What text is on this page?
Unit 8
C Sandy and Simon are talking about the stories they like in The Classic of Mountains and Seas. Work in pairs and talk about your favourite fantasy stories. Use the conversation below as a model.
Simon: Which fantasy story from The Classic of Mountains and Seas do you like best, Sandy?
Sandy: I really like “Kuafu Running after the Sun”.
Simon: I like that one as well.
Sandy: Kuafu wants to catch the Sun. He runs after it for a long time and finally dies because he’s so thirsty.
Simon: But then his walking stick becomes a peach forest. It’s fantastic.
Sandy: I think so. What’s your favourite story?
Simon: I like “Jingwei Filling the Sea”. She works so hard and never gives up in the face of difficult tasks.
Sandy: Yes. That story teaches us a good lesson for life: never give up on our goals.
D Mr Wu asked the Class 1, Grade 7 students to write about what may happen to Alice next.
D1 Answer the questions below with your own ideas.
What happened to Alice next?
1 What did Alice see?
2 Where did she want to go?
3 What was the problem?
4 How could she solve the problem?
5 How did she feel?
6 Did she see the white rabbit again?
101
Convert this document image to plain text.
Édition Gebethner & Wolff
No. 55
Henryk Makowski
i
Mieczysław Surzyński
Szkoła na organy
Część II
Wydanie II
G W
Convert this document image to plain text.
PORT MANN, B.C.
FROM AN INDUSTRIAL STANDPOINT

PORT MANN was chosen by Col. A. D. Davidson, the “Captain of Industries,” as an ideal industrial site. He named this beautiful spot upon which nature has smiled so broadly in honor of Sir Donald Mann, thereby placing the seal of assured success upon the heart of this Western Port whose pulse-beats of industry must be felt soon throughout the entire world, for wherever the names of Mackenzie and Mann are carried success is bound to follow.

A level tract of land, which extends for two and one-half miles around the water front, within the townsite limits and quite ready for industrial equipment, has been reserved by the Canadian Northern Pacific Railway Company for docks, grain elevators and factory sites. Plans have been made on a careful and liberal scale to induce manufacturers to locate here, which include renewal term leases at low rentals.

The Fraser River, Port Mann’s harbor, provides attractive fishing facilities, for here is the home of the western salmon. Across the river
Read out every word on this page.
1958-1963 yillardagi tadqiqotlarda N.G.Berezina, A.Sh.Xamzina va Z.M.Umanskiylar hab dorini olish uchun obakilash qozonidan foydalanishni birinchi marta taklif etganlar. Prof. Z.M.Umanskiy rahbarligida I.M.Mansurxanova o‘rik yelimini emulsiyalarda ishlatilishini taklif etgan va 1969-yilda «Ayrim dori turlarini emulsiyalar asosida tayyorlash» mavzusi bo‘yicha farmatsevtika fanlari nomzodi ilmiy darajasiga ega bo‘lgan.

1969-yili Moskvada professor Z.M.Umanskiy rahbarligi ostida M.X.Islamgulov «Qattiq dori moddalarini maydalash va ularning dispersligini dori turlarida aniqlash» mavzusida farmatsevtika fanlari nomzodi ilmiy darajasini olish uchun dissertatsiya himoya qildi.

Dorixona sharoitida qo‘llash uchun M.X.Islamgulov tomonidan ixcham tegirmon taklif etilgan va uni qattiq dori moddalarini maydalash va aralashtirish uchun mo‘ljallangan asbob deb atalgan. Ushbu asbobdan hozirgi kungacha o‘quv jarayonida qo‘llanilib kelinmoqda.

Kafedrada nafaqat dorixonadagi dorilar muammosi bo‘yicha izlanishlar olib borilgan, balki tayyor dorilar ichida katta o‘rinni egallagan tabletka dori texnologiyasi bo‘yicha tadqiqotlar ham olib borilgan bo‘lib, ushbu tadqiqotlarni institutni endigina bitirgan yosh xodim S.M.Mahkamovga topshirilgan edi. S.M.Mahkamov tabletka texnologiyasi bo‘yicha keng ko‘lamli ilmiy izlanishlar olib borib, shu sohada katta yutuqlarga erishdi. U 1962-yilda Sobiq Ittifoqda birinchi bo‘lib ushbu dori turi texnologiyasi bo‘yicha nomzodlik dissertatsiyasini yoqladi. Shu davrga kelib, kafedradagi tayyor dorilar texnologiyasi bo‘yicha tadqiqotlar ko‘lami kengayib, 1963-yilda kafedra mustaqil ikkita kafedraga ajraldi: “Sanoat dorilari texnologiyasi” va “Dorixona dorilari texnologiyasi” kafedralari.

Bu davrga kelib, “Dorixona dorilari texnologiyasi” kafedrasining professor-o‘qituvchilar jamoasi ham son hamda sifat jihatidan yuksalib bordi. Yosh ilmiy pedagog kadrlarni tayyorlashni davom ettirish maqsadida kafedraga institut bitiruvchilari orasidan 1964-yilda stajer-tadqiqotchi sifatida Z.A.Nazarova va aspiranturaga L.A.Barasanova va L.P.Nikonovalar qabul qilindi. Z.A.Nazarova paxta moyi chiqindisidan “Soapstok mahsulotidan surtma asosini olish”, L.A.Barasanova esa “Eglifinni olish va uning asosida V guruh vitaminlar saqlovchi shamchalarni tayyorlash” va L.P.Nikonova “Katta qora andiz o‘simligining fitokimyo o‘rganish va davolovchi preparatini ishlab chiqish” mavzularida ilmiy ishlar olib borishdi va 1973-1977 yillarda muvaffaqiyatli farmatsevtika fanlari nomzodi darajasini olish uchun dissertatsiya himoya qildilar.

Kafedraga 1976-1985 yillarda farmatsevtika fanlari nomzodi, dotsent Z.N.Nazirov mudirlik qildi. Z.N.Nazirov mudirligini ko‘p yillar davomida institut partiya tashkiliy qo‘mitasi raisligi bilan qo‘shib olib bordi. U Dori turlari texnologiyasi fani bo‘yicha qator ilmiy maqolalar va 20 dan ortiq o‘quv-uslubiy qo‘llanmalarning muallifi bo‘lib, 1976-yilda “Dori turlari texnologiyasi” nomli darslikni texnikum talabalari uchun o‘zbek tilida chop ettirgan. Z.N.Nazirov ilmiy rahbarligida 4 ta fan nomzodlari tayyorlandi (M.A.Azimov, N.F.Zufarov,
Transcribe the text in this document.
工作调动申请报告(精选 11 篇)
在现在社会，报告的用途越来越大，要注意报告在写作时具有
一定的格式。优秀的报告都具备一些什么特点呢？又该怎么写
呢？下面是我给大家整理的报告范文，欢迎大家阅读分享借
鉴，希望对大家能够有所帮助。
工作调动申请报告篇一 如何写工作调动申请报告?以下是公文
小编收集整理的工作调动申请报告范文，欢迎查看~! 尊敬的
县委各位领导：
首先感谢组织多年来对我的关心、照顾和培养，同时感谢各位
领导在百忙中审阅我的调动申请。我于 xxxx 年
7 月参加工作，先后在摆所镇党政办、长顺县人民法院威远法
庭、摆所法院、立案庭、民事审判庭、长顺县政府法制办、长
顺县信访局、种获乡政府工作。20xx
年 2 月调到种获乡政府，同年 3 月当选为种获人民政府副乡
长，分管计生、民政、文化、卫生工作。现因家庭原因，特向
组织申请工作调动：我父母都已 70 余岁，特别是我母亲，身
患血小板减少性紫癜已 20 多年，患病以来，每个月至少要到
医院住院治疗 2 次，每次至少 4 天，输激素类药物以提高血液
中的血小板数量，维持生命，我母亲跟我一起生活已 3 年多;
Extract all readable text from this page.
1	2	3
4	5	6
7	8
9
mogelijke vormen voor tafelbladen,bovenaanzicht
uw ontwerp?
|---|
DIRECTIONS FOR THIS TASK. Using the records above, select and copy every line that has the word "olish".

OUTPUT FOR THIS TASK.
1958-1963 yillardagi tadqiqotlarda N.G.Berezina, A.Sh.Xamzina va Z.M.Umanskiylar hab dorini olish uchun obakilash qozonidan foydalanishni birinchi marta taklif etganlar. Prof. Z.M.Umanskiy rahbarligida I.M.Mansurxanova o‘rik yelimini emulsiyalarda ishlatilishini taklif etgan va 1969-yilda «Ayrim dori turlarini emulsiyalar asosida tayyorlash» mavzusi bo‘yicha farmatsevtika fanlari nomzodi ilmiy darajasiga ega bo‘lgan.
1969-yili Moskvada professor Z.M.Umanskiy rahbarligi ostida M.X.Islamgulov «Qattiq dori moddalarini maydalash va ularning dispersligini dori turlarida aniqlash» mavzusida farmatsevtika fanlari nomzodi ilmiy darajasini olish uchun dissertatsiya himoya qildi.
Bu davrga kelib, “Dorixona dorilari texnologiyasi” kafedrasining professor-o‘qituvchilar jamoasi ham son hamda sifat jihatidan yuksalib bordi. Yosh ilmiy pedagog kadrlarni tayyorlashni davom ettirish maqsadida kafedraga institut bitiruvchilari orasidan 1964-yilda stajer-tadqiqotchi sifatida Z.A.Nazarova va aspiranturaga L.A.Barasanova va L.P.Nikonovalar qabul qilindi. Z.A.Nazarova paxta moyi chiqindisidan “Soapstok mahsulotidan surtma asosini olish”, L.A.Barasanova esa “Eglifinni olish va uning asosida V guruh vitaminlar saqlovchi shamchalarni tayyorlash” va L.P.Nikonova “Katta qora andiz o‘simligining fitokimyo o‘rganish va davolovchi preparatini ishlab chiqish” mavzularida ilmiy ishlar olib borishdi va 1973-1977 yillarda muvaffaqiyatli farmatsevtika fanlari nomzodi darajasini olish uchun dissertatsiya himoya qildilar.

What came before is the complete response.